## [To do]
Filter the records for lines holding the string "entirely".
*-*-*
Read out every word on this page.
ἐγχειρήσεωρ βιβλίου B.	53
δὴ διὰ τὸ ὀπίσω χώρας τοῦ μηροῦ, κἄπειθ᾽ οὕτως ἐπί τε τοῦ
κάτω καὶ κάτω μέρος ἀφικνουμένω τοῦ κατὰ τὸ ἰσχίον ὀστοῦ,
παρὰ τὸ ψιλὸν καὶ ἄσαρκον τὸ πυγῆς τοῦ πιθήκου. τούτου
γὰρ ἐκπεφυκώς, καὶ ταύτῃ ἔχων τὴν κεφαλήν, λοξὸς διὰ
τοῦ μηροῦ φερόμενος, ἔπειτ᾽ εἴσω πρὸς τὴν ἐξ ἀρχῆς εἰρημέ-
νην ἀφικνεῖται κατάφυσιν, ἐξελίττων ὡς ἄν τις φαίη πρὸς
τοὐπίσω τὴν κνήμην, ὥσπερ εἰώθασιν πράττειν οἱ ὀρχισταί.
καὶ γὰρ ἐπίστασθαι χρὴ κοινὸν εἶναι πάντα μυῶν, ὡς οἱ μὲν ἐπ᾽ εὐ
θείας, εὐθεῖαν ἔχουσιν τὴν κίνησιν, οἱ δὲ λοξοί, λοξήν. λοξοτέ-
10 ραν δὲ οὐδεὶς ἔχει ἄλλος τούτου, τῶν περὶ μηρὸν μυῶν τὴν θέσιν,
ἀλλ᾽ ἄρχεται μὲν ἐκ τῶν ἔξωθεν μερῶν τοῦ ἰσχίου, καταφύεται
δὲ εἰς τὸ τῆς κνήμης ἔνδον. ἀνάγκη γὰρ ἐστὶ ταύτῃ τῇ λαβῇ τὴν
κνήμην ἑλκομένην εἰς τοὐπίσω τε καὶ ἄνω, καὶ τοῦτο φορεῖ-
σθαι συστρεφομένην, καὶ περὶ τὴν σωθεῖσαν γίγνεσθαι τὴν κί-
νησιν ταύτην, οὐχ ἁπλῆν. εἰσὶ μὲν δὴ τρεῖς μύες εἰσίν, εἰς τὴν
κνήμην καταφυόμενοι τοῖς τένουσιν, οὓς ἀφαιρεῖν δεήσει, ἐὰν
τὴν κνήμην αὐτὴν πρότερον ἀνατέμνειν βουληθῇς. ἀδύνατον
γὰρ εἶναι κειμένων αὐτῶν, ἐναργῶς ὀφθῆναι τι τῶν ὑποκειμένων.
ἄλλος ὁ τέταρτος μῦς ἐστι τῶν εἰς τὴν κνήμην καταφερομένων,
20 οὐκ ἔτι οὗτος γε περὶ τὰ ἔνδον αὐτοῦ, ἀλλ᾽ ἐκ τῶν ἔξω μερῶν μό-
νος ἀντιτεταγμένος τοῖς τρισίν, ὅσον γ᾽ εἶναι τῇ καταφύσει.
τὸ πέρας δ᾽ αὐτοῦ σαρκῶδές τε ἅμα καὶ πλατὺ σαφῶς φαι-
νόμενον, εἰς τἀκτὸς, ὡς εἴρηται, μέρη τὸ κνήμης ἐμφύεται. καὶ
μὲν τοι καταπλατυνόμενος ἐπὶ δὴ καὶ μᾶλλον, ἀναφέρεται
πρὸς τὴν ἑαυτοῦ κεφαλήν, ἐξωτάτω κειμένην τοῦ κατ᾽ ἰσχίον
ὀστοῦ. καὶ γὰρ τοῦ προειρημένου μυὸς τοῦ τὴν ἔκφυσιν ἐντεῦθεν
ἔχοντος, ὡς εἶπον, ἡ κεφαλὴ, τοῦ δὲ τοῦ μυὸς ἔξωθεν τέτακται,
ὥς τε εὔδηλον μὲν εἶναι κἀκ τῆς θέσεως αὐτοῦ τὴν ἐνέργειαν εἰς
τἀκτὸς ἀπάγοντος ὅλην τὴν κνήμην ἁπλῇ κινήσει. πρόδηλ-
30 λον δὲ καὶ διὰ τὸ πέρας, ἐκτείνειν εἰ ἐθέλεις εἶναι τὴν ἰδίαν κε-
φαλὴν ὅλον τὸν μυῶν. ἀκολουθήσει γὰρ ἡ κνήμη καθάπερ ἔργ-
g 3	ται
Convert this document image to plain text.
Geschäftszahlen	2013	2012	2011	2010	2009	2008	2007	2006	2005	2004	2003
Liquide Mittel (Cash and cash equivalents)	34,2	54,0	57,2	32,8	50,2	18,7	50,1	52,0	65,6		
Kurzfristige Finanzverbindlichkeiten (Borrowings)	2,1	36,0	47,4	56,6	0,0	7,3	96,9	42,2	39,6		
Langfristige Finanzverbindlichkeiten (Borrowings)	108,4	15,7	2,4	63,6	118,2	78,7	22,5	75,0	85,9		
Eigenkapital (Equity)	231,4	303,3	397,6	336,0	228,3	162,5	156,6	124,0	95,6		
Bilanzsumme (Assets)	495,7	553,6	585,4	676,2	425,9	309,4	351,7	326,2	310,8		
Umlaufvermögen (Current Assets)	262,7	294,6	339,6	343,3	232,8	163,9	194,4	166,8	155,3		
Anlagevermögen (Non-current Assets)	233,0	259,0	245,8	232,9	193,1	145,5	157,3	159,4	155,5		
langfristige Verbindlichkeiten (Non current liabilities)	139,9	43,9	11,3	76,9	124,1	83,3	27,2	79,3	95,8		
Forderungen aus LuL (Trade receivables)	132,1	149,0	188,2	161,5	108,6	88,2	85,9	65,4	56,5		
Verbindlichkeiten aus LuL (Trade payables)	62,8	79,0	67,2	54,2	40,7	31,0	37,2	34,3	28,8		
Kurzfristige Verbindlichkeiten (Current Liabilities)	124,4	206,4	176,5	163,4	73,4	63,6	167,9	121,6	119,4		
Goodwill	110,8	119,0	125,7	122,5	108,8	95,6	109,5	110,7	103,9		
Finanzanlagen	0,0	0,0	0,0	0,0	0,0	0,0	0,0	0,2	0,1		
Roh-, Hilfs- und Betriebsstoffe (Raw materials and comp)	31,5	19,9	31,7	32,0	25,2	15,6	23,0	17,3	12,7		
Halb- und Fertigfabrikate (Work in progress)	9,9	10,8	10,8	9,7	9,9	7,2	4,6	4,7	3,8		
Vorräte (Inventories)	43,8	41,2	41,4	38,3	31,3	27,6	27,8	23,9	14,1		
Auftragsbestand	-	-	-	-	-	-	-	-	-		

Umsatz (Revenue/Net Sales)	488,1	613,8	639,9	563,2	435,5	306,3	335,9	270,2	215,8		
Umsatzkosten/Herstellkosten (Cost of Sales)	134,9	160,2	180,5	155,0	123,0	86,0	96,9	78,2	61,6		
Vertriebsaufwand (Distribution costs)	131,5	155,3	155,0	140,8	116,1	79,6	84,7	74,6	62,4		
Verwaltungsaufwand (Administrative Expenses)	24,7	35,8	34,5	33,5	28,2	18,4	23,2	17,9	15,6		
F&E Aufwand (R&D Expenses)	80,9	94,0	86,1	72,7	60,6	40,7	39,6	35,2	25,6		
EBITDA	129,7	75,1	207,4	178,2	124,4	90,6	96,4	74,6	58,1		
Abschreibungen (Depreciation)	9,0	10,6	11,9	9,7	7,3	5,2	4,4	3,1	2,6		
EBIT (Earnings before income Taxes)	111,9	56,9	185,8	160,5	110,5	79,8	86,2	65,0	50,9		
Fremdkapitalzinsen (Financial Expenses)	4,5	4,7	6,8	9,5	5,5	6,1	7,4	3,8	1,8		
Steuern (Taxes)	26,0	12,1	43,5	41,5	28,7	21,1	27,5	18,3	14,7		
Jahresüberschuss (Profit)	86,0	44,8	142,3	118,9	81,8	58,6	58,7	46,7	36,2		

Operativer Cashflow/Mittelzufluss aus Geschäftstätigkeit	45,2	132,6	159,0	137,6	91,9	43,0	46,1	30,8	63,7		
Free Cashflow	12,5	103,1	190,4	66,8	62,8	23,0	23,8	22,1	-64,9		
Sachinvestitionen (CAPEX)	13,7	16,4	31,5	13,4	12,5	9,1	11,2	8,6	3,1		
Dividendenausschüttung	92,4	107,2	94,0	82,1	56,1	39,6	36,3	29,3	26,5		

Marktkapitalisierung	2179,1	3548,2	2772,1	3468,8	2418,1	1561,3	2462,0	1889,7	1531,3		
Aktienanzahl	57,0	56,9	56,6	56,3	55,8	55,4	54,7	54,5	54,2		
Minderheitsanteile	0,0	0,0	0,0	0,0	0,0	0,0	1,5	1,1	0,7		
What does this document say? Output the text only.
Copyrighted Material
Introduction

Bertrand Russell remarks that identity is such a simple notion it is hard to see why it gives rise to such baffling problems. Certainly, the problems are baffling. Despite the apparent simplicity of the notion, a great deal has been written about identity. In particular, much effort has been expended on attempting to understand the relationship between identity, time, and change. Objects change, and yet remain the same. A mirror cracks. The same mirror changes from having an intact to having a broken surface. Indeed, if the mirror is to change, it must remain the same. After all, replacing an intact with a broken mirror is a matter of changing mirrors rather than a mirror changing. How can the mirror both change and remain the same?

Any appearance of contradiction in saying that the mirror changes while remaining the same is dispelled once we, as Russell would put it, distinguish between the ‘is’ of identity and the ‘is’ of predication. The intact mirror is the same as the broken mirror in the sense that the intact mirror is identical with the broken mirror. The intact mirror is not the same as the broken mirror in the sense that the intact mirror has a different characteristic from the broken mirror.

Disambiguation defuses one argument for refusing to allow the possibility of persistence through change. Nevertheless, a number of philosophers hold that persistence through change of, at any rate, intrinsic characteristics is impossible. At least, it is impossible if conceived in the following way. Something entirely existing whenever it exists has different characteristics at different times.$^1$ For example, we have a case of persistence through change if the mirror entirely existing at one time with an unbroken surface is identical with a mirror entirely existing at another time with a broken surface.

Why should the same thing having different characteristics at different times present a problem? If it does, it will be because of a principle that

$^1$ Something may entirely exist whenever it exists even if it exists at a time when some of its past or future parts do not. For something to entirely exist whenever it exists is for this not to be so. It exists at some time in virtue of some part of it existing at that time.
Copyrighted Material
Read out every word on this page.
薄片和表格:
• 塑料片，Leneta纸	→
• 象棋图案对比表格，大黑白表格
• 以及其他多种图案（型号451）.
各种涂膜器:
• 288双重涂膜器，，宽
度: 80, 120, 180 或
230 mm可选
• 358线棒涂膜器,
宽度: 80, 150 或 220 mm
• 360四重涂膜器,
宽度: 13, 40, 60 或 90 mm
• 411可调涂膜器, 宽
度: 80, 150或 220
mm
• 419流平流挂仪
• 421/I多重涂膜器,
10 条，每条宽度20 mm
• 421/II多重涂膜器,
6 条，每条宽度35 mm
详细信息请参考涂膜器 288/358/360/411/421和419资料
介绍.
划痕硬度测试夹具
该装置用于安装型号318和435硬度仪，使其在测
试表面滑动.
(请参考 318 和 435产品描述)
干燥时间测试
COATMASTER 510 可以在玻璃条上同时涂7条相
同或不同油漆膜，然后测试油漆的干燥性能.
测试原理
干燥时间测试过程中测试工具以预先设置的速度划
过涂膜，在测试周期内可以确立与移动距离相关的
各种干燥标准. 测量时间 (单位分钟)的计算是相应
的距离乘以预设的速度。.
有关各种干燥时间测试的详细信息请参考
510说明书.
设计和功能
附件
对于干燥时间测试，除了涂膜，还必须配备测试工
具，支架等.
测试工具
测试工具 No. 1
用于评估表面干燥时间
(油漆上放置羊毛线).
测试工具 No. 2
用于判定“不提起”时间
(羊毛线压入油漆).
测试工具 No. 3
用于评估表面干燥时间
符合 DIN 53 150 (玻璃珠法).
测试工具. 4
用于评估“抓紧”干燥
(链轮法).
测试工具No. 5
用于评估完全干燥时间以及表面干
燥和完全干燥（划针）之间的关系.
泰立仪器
*-*-*
## [Solution for this problem]
Disambiguation defuses one argument for refusing to allow the possibility of persistence through change. Nevertheless, a number of philosophers hold that persistence through change of, at any rate, intrinsic characteristics is impossible. At least, it is impossible if conceived in the following way. Something entirely existing whenever it exists has different characteristics at different times.$^1$ For example, we have a case of persistence through change if the mirror entirely existing at one time with an unbroken surface is identical with a mirror entirely existing at another time with a broken surface.
$^1$ Something may entirely exist whenever it exists even if it exists at a time when some of its past or future parts do not. For something to entirely exist whenever it exists is for this not to be so. It exists at some time in virtue of some part of it existing at that time.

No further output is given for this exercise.